▶ [Exercise requirements] Tell me how many lines hold "current", please, using only the number.

▶ [The input]
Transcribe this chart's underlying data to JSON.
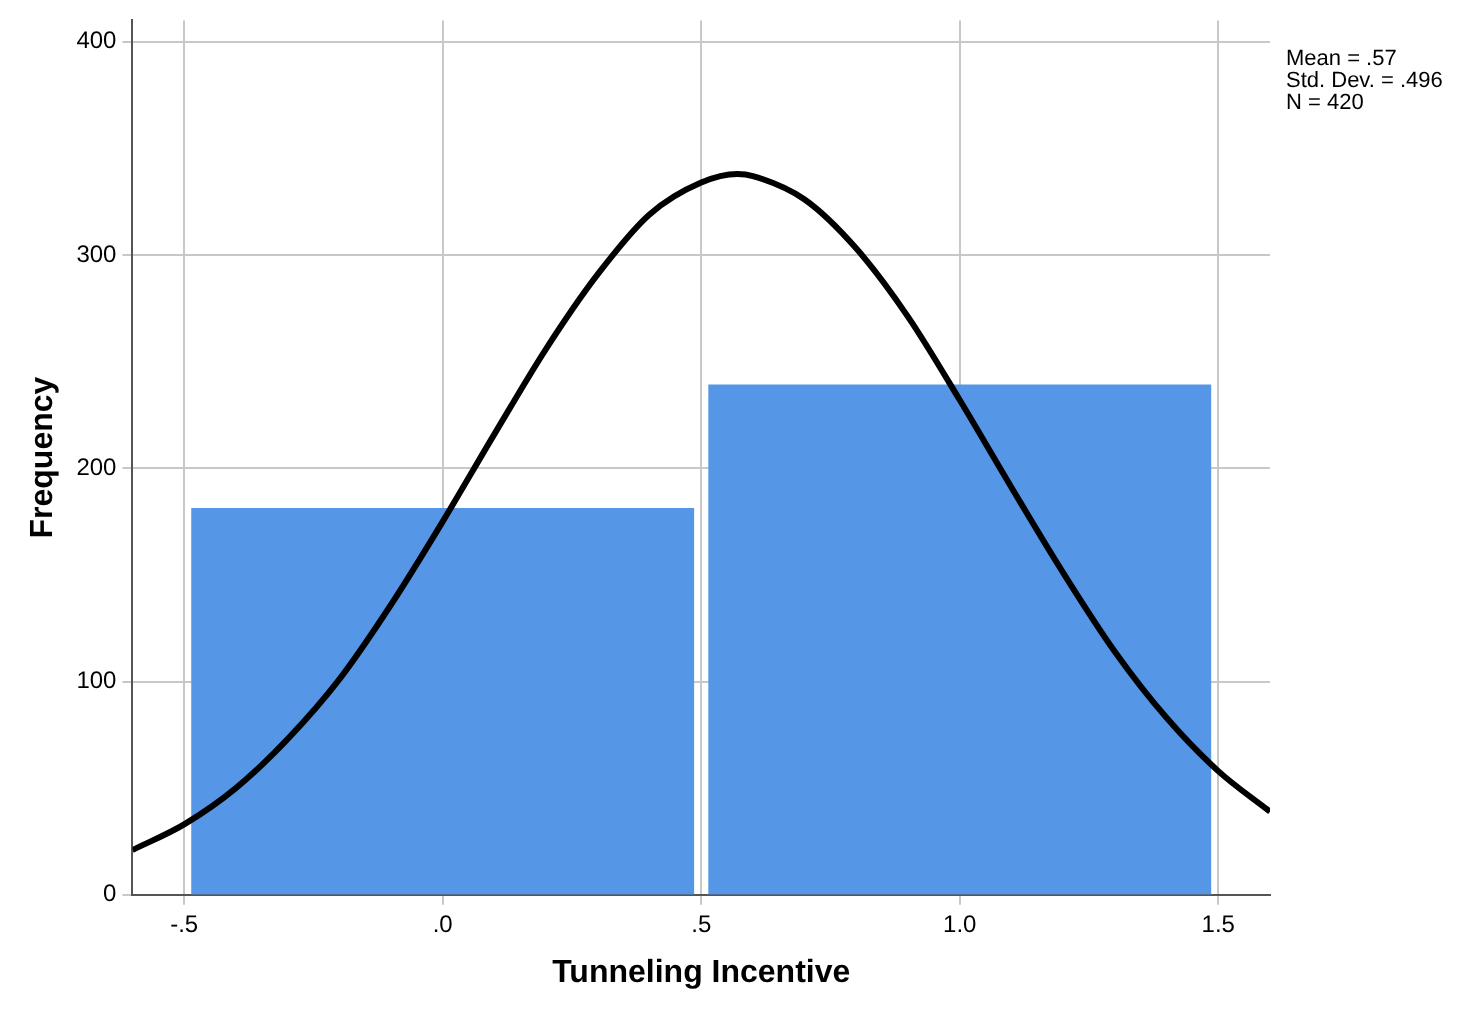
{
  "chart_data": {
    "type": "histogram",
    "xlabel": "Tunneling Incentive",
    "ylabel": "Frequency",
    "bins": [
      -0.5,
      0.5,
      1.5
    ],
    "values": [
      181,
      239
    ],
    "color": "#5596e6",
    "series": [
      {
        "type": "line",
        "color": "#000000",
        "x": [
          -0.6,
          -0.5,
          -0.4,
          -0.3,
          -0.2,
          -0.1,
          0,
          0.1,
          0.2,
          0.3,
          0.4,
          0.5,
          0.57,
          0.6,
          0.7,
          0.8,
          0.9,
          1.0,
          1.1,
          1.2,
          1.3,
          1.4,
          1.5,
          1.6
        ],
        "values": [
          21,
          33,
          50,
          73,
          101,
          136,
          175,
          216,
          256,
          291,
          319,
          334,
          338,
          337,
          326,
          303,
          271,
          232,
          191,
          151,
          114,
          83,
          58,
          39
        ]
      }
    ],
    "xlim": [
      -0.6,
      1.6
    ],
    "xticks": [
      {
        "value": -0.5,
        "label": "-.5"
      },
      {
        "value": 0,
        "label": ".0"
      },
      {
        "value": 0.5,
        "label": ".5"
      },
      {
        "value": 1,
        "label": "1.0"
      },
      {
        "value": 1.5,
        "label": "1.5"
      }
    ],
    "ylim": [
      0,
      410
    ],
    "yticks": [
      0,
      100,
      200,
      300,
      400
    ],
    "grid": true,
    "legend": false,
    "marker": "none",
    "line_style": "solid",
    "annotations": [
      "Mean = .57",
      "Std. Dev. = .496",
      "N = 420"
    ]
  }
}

==

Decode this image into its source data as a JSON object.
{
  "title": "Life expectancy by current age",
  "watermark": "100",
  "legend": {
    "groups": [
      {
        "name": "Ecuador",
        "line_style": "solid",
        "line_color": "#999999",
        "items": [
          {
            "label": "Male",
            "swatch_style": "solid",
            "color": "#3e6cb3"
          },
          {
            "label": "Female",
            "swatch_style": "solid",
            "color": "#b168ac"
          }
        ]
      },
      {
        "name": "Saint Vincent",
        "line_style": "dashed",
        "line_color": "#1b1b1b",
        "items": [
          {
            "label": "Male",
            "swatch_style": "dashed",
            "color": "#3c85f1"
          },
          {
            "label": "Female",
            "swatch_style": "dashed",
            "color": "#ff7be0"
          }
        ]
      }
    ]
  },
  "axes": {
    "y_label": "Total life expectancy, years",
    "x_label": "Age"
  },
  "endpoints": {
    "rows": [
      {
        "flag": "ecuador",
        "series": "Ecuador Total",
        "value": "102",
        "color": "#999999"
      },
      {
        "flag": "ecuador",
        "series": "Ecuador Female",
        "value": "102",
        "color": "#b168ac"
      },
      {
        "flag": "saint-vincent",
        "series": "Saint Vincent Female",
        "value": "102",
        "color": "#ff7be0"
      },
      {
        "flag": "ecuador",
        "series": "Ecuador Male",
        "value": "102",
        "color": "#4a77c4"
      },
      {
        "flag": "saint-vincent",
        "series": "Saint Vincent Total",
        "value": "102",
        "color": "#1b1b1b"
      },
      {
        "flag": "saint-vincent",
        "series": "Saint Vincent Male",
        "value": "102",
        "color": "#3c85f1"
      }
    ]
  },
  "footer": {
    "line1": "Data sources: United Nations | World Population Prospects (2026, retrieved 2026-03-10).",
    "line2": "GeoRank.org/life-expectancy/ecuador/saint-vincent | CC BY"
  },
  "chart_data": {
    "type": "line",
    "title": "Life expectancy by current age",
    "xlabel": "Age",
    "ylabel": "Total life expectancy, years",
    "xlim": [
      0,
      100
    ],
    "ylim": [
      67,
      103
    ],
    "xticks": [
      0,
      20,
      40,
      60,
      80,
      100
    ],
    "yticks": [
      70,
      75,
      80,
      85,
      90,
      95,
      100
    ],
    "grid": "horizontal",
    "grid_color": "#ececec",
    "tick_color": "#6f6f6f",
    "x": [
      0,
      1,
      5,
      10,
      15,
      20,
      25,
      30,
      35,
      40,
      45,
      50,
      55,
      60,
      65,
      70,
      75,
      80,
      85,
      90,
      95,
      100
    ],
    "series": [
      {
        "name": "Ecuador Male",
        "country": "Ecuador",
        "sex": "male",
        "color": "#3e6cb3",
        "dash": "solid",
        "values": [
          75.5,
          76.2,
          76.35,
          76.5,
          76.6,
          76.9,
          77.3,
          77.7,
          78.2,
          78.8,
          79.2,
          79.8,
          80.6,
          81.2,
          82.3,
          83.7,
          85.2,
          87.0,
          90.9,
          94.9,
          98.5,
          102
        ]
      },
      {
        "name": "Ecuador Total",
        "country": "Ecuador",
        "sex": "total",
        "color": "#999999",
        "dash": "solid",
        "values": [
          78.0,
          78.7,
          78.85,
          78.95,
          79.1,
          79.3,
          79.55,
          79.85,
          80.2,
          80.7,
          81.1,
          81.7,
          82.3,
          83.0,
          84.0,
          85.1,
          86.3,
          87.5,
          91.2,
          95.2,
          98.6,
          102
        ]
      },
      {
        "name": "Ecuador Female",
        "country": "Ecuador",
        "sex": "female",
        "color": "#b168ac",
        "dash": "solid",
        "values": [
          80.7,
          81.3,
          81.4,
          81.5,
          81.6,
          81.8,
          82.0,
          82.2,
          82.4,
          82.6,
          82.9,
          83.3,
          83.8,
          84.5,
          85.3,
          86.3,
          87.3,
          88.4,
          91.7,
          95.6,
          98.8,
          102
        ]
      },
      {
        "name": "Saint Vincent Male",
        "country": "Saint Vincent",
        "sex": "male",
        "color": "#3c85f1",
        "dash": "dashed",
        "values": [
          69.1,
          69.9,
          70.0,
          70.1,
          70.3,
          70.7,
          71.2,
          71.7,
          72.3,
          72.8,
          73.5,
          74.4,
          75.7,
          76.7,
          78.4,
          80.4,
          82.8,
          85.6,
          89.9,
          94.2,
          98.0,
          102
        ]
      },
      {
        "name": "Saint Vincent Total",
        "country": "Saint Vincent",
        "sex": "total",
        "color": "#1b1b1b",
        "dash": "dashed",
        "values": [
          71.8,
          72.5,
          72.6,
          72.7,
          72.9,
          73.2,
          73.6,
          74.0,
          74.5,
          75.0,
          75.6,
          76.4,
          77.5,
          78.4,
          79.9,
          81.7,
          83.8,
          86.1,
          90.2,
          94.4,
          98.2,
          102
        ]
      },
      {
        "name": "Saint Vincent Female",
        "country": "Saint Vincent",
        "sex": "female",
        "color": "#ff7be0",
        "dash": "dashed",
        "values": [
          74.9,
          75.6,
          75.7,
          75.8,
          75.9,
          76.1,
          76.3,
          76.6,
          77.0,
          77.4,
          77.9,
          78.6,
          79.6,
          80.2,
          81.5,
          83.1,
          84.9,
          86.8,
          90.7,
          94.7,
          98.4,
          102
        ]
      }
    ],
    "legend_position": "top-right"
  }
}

---

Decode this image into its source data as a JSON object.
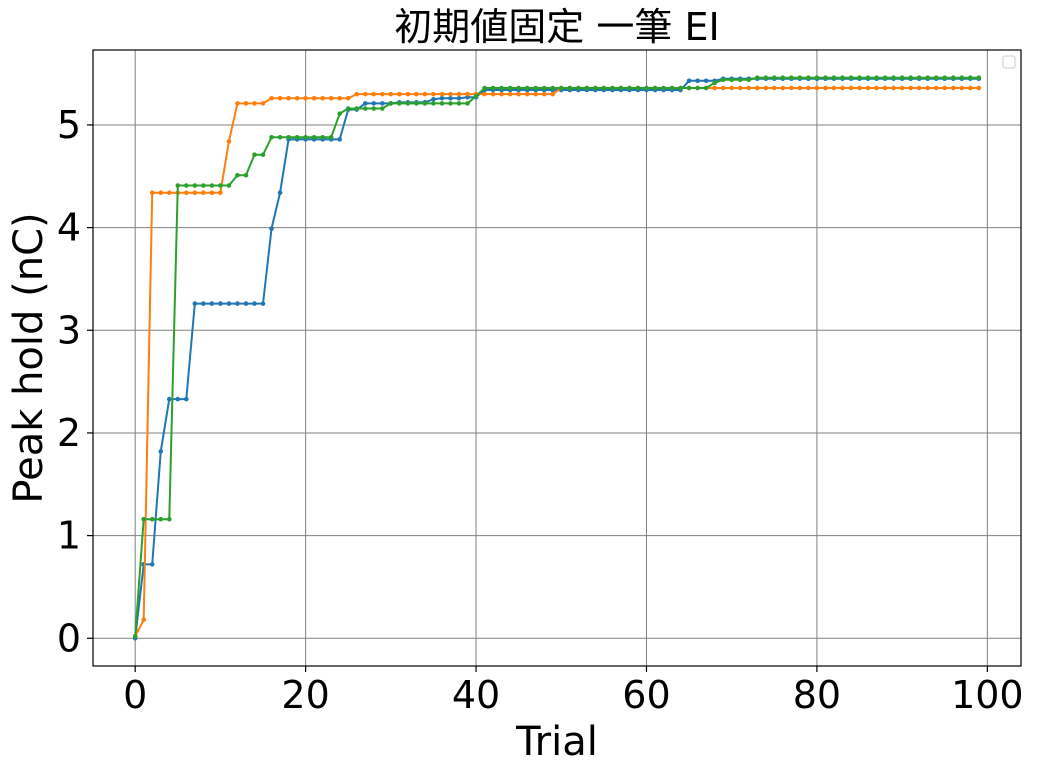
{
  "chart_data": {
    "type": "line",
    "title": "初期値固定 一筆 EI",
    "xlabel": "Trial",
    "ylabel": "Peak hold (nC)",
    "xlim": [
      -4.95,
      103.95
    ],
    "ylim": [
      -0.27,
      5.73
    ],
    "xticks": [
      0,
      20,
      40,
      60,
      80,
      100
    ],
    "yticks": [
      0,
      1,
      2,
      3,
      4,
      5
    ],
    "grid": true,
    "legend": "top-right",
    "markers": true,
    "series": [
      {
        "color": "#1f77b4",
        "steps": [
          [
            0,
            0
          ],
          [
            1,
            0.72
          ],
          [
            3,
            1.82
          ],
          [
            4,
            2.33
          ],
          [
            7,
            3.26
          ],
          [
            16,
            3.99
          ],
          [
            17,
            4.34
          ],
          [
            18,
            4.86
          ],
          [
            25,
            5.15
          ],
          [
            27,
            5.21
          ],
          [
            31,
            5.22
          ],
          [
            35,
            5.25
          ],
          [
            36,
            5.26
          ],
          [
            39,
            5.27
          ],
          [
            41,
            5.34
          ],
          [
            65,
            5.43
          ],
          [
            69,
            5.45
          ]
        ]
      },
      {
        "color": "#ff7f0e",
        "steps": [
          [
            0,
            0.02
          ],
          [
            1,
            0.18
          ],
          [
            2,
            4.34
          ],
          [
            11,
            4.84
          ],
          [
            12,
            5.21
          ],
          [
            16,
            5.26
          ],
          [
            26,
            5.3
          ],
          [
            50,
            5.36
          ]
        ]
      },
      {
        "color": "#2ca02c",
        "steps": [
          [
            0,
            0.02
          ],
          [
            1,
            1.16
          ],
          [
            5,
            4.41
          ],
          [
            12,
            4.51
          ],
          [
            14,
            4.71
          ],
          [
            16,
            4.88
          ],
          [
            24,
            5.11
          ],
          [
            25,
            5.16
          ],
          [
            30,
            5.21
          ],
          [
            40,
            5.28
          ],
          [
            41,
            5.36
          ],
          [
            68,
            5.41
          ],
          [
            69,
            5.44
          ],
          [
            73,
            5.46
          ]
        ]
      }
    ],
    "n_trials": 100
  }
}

▶ [Output below] 2